Direction | Quote every line of the material beneath this one.

Supplied material |
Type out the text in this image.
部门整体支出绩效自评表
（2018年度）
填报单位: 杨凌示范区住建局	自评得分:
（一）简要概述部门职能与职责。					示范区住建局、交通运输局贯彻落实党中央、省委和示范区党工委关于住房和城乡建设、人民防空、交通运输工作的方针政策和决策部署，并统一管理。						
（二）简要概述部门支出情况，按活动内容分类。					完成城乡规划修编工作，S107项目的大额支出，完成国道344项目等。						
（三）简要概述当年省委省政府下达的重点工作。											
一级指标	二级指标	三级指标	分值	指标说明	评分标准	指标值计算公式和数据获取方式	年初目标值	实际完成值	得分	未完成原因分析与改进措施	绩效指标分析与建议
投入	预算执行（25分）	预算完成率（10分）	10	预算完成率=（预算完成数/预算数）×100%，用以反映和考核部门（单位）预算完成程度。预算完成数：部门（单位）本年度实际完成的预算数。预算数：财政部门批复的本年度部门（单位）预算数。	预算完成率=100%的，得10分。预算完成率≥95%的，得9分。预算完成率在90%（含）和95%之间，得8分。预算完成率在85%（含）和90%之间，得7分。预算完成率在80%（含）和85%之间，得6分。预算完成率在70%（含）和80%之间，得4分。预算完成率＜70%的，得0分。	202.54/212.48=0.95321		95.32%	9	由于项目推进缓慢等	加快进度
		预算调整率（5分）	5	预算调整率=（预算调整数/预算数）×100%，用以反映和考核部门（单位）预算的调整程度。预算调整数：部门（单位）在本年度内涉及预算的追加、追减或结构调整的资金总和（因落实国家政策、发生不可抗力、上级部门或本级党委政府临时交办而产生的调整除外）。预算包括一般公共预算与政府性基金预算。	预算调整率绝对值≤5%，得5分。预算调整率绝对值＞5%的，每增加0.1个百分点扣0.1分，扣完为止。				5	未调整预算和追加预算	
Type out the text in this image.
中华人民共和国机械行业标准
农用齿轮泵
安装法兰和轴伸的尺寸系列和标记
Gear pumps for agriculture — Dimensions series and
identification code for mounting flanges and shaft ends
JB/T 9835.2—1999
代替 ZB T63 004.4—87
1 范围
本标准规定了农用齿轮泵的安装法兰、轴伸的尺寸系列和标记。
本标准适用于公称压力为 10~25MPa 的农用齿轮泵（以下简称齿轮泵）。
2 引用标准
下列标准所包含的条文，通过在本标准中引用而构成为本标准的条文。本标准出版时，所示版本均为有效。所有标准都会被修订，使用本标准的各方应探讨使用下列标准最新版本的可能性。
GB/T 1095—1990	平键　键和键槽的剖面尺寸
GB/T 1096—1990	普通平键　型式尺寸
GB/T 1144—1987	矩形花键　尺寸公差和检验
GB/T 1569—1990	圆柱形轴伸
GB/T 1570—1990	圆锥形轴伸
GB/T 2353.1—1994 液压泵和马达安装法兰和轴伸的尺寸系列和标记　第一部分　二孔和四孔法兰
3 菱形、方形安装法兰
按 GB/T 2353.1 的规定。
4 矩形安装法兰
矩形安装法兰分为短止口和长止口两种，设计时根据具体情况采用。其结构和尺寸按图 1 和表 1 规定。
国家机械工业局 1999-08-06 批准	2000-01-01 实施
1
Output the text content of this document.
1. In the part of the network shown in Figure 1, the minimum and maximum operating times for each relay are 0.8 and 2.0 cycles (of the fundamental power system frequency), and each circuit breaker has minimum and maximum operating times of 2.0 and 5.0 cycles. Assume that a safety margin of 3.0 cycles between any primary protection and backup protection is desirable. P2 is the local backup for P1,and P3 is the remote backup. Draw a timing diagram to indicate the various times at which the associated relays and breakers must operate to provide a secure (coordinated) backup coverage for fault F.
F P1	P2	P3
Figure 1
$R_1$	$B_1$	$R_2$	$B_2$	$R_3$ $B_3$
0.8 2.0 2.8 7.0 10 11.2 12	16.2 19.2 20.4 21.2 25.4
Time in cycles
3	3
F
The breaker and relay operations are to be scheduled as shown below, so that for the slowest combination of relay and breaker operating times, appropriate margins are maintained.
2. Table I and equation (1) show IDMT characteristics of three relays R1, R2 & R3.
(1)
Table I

Exercise output |
Type out the text in this image.
部门整体支出绩效自评表
（2018年度）
填报单位: 杨凌示范区住建局	自评得分:
（一）简要概述部门职能与职责。					示范区住建局、交通运输局贯彻落实党中央、省委和示范区党工委关于住房和城乡建设、人民防空、交通运输工作的方针政策和决策部署，并统一管理。						
（二）简要概述部门支出情况，按活动内容分类。					完成城乡规划修编工作，S107项目的大额支出，完成国道344项目等。						
（三）简要概述当年省委省政府下达的重点工作。											
一级指标	二级指标	三级指标	分值	指标说明	评分标准	指标值计算公式和数据获取方式	年初目标值	实际完成值	得分	未完成原因分析与改进措施	绩效指标分析与建议
投入	预算执行（25分）	预算完成率（10分）	10	预算完成率=（预算完成数/预算数）×100%，用以反映和考核部门（单位）预算完成程度。预算完成数：部门（单位）本年度实际完成的预算数。预算数：财政部门批复的本年度部门（单位）预算数。	预算完成率=100%的，得10分。预算完成率≥95%的，得9分。预算完成率在90%（含）和95%之间，得8分。预算完成率在85%（含）和90%之间，得7分。预算完成率在80%（含）和85%之间，得6分。预算完成率在70%（含）和80%之间，得4分。预算完成率＜70%的，得0分。	202.54/212.48=0.95321		95.32%	9	由于项目推进缓慢等	加快进度
		预算调整率（5分）	5	预算调整率=（预算调整数/预算数）×100%，用以反映和考核部门（单位）预算的调整程度。预算调整数：部门（单位）在本年度内涉及预算的追加、追减或结构调整的资金总和（因落实国家政策、发生不可抗力、上级部门或本级党委政府临时交办而产生的调整除外）。预算包括一般公共预算与政府性基金预算。	预算调整率绝对值≤5%，得5分。预算调整率绝对值＞5%的，每增加0.1个百分点扣0.1分，扣完为止。				5	未调整预算和追加预算	
Type out the text in this image.
中华人民共和国机械行业标准
农用齿轮泵
安装法兰和轴伸的尺寸系列和标记
Gear pumps for agriculture — Dimensions series and
identification code for mounting flanges and shaft ends
JB/T 9835.2—1999
代替 ZB T63 004.4—87
1 范围
本标准规定了农用齿轮泵的安装法兰、轴伸的尺寸系列和标记。
本标准适用于公称压力为 10~25MPa 的农用齿轮泵（以下简称齿轮泵）。
2 引用标准
下列标准所包含的条文，通过在本标准中引用而构成为本标准的条文。本标准出版时，所示版本均为有效。所有标准都会被修订，使用本标准的各方应探讨使用下列标准最新版本的可能性。
GB/T 1095—1990	平键　键和键槽的剖面尺寸
GB/T 1096—1990	普通平键　型式尺寸
GB/T 1144—1987	矩形花键　尺寸公差和检验
GB/T 1569—1990	圆柱形轴伸
GB/T 1570—1990	圆锥形轴伸
GB/T 2353.1—1994 液压泵和马达安装法兰和轴伸的尺寸系列和标记　第一部分　二孔和四孔法兰
3 菱形、方形安装法兰
按 GB/T 2353.1 的规定。
4 矩形安装法兰
矩形安装法兰分为短止口和长止口两种，设计时根据具体情况采用。其结构和尺寸按图 1 和表 1 规定。
国家机械工业局 1999-08-06 批准	2000-01-01 实施
1
Output the text content of this document.
1. In the part of the network shown in Figure 1, the minimum and maximum operating times for each relay are 0.8 and 2.0 cycles (of the fundamental power system frequency), and each circuit breaker has minimum and maximum operating times of 2.0 and 5.0 cycles. Assume that a safety margin of 3.0 cycles between any primary protection and backup protection is desirable. P2 is the local backup for P1,and P3 is the remote backup. Draw a timing diagram to indicate the various times at which the associated relays and breakers must operate to provide a secure (coordinated) backup coverage for fault F.
F P1	P2	P3
Figure 1
$R_1$	$B_1$	$R_2$	$B_2$	$R_3$ $B_3$
0.8 2.0 2.8 7.0 10 11.2 12	16.2 19.2 20.4 21.2 25.4
Time in cycles
3	3
F
The breaker and relay operations are to be scheduled as shown below, so that for the slowest combination of relay and breaker operating times, appropriate margins are maintained.
2. Table I and equation (1) show IDMT characteristics of three relays R1, R2 & R3.
(1)
Table I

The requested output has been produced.